**Excerpt**
^^^^^^^^

Founded in 1938, the Florida Public Relations Association (FPRA) is the oldest public relations association in the United States. The statewide organization is composed of nearly 1,200 public relations professionals dedicated to:

- Enhancing the professional development of its members,
- Providing a forum for personal growth through interaction and resource exchange,
- Serving as the "united voice" of the public relations profession in Florida,
- Fostering the highest professional standards and ethics of its members, and
- Gaining understanding and support for the performance of its members and the profession as a whole on behalf of all practitioners within the state of Florida.

== Professional Chapters ==
With a network of 15 professional chapters and 13 student chapters located throughout the state of Florida, FPRA offers its members many opportunities for professional development and networking. Chapters meet regularly to hear speakers, discuss career experiences and conduct general business.
- Capital Chapter
- Central West Coast Chapter
- Dick Pope/Polk County Chapter
- Gainesville Chapter
- Jacksonville Chapter
- Lake County Chapter
- Northwest Florida Coast Chapter
- Ocala Chapter
- Orlando Area Chapter
- Pensacola Chapter
- Space Coast Chapter
- South Florida Chapter
- Southwest Florida Chapter
- Space Coast Chapter
- Tampa Bay Chapter
- Treasure Coast Chapter
- Volusia/Flagler Chapter

== Student Chapters ==
- Barry University
- Chomp Chapter at University of Florida
- FGCU Student Chapter at Florida Gulf Coast University
- First Coast Student Chapter at Jacksonville University
- Pensacola Student Chapter at University of West Florida
- PRoMotion Student Chapter at Florida Southern College
- Quotes Student Chapter at University of Central Florida
- Student Chapter at Southeastern University
- Student Chapter at University of Tampa
- Tallahassee Student Chapter at Florida State University and Florida A&M University
- Vision Student Chapter at Bethune-Cookman College

== History ==

FPRA was founded in 1938 when Chamber of Commerce executives cut the subject out of their program at a statewide meeting in Jacksonville. John W. Dillin, publicity director of the Miami Beach Chamber of Commerce, had made the trip to Jacksonville especially to participate in the program. On his return to South Florida, he stopped at Silver Springs to talk with Wilton Martin. They discussed forming an organization dealing with publicity and public relations. The owners of the attraction agreed to host those who would be interested. Invitations were extended to six others. Two meetings were held before calling an all-Florida meeting in Tampa where 45 attended. The group voted to form the Florida Association of Publicity Directors and elected Dillin to serve as president.

Executive meetings were held throughout the year and in several locations in the state prior to the first annual meeting in St. Augustine where Dillin had moved to take over a chamber of commerce management. The assembly drew representatives of attractions, chambers of commerce, newspaper and radio stations, advertising and display executives. It also was held simultaneously with the Florida Press Association and the Florida Junior Chamber of Commerce. Although Dillin wanted to develop a clinic for learning to do "publicity and public relations" better, it developed into a Florida promotional program.

^^^^^^^^

**Source information**

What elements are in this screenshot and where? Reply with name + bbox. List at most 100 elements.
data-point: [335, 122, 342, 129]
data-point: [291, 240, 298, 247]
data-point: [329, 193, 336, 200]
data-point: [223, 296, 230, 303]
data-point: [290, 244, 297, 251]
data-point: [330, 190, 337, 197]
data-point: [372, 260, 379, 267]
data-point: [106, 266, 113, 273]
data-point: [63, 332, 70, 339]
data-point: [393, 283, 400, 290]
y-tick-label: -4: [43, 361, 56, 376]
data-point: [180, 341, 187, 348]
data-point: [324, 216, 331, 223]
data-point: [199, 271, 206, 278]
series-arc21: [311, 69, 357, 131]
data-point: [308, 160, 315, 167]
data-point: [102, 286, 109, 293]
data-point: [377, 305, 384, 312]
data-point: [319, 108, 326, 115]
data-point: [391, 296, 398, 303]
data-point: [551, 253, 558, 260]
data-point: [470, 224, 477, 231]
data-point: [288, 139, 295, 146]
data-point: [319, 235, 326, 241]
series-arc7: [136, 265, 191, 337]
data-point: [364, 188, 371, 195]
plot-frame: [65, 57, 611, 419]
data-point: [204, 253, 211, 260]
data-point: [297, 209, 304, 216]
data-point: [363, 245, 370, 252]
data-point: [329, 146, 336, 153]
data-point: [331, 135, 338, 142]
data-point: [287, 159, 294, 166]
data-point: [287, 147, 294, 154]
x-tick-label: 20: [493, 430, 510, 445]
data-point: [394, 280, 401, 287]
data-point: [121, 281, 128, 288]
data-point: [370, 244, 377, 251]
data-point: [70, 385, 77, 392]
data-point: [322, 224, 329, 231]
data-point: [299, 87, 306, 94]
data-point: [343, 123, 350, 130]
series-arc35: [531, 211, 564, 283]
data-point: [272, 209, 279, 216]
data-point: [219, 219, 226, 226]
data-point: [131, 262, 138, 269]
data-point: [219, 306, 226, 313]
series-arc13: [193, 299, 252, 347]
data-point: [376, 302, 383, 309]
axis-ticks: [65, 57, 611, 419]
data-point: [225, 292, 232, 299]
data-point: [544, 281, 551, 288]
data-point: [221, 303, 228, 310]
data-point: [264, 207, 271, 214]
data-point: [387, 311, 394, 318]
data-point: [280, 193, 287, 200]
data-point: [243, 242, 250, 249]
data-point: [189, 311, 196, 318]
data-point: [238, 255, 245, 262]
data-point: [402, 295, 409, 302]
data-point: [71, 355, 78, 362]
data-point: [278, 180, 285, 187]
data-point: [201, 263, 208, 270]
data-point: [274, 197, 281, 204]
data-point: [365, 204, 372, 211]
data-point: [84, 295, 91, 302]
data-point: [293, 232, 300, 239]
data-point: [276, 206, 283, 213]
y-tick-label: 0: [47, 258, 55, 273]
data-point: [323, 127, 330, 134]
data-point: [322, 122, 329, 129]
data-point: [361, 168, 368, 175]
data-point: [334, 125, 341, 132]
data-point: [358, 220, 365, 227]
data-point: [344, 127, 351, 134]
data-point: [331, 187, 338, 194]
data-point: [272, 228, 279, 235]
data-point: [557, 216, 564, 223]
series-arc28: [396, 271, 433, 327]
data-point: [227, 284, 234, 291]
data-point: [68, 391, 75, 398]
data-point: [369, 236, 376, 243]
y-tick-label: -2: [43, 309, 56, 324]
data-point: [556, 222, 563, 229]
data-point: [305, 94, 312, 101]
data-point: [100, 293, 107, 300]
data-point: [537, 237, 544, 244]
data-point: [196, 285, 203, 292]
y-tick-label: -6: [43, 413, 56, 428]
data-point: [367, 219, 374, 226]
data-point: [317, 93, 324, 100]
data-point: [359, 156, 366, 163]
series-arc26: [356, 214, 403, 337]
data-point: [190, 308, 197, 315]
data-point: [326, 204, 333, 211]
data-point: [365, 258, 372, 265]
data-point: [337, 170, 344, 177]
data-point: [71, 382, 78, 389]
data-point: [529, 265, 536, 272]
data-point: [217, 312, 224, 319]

^^^^^^^^

Using the FPRA text, mark each statement yes or no, and back each one with the exact words of the text that decide it. 1. The first all-Florida meeting was held in Tampa. 2. The group first took the name Florida Public Relations Association. 3. The first annual meeting took place in Jacksonville.

**Answer space**
1. Yes: "calling an all-Florida meeting in Tampa where 45 attended"
2. No: "The group voted to form the Florida Association of Publicity Directors"
3. No: "the first annual meeting in St. Augustine"